• _Problem details_:
Word for word, restate every line of the listing that follows.

Data listing:

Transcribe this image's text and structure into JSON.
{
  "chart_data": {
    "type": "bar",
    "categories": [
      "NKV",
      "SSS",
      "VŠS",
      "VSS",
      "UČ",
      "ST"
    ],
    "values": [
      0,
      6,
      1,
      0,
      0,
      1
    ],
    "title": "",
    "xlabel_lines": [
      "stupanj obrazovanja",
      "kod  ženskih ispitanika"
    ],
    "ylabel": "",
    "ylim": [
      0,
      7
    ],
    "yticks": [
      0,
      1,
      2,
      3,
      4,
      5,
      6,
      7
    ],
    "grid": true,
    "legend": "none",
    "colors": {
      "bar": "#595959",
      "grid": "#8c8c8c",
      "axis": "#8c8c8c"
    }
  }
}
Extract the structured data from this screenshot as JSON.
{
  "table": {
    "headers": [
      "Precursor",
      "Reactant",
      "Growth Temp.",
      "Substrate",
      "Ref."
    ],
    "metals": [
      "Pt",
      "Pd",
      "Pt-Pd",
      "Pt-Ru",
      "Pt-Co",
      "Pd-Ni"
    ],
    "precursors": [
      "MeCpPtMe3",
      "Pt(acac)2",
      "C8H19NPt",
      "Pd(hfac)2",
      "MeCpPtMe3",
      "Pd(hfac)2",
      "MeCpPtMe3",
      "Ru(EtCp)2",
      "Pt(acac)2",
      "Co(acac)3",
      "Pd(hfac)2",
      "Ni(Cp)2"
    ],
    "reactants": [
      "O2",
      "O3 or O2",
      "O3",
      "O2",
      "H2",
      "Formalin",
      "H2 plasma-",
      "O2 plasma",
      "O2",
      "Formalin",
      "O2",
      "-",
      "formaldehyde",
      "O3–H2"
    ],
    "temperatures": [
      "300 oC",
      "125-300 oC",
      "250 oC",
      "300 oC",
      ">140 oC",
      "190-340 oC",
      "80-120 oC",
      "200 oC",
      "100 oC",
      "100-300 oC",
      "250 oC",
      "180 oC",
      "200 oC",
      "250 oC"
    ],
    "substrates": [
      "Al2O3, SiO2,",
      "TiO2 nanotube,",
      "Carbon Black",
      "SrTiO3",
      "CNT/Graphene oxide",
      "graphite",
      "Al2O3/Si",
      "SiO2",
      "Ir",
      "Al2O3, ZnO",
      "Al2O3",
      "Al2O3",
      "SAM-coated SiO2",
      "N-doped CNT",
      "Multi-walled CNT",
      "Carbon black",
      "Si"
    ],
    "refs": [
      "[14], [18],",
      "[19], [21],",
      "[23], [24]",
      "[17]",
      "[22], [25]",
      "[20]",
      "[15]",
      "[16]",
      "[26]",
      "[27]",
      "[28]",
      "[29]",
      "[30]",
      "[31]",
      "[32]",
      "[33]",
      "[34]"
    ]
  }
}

• _Exercise result_:
Transcribe this image's text and structure into JSON.
{
  "chart_data": {
    "type": "bar",
    "categories": [
      "NKV",
      "SSS",
      "VŠS",
      "VSS",
      "UČ",
      "ST"
    ],
    "values": [
      0,
      6,
      1,
      0,
      0,
      1
    ],
    "title": "",
    "xlabel_lines": [
      "stupanj obrazovanja",
      "kod  ženskih ispitanika"
    ],
    "ylabel": "",
    "ylim": [
      0,
      7
    ],
    "yticks": [
      0,
      1,
      2,
      3,
      4,
      5,
      6,
      7
    ],
    "grid": true,
    "legend": "none",
    "colors": {
      "bar": "#595959",
      "grid": "#8c8c8c",
      "axis": "#8c8c8c"
    }
  }
}
Extract the structured data from this screenshot as JSON.
{
  "table": {
    "headers": [
      "Precursor",
      "Reactant",
      "Growth Temp.",
      "Substrate",
      "Ref."
    ],
    "metals": [
      "Pt",
      "Pd",
      "Pt-Pd",
      "Pt-Ru",
      "Pt-Co",
      "Pd-Ni"
    ],
    "precursors": [
      "MeCpPtMe3",
      "Pt(acac)2",
      "C8H19NPt",
      "Pd(hfac)2",
      "MeCpPtMe3",
      "Pd(hfac)2",
      "MeCpPtMe3",
      "Ru(EtCp)2",
      "Pt(acac)2",
      "Co(acac)3",
      "Pd(hfac)2",
      "Ni(Cp)2"
    ],
    "reactants": [
      "O2",
      "O3 or O2",
      "O3",
      "O2",
      "H2",
      "Formalin",
      "H2 plasma-",
      "O2 plasma",
      "O2",
      "Formalin",
      "O2",
      "-",
      "formaldehyde",
      "O3–H2"
    ],
    "temperatures": [
      "300 oC",
      "125-300 oC",
      "250 oC",
      "300 oC",
      ">140 oC",
      "190-340 oC",
      "80-120 oC",
      "200 oC",
      "100 oC",
      "100-300 oC",
      "250 oC",
      "180 oC",
      "200 oC",
      "250 oC"
    ],
    "substrates": [
      "Al2O3, SiO2,",
      "TiO2 nanotube,",
      "Carbon Black",
      "SrTiO3",
      "CNT/Graphene oxide",
      "graphite",
      "Al2O3/Si",
      "SiO2",
      "Ir",
      "Al2O3, ZnO",
      "Al2O3",
      "Al2O3",
      "SAM-coated SiO2",
      "N-doped CNT",
      "Multi-walled CNT",
      "Carbon black",
      "Si"
    ],
    "refs": [
      "[14], [18],",
      "[19], [21],",
      "[23], [24]",
      "[17]",
      "[22], [25]",
      "[20]",
      "[15]",
      "[16]",
      "[26]",
      "[27]",
      "[28]",
      "[29]",
      "[30]",
      "[31]",
      "[32]",
      "[33]",
      "[34]"
    ]
  }
}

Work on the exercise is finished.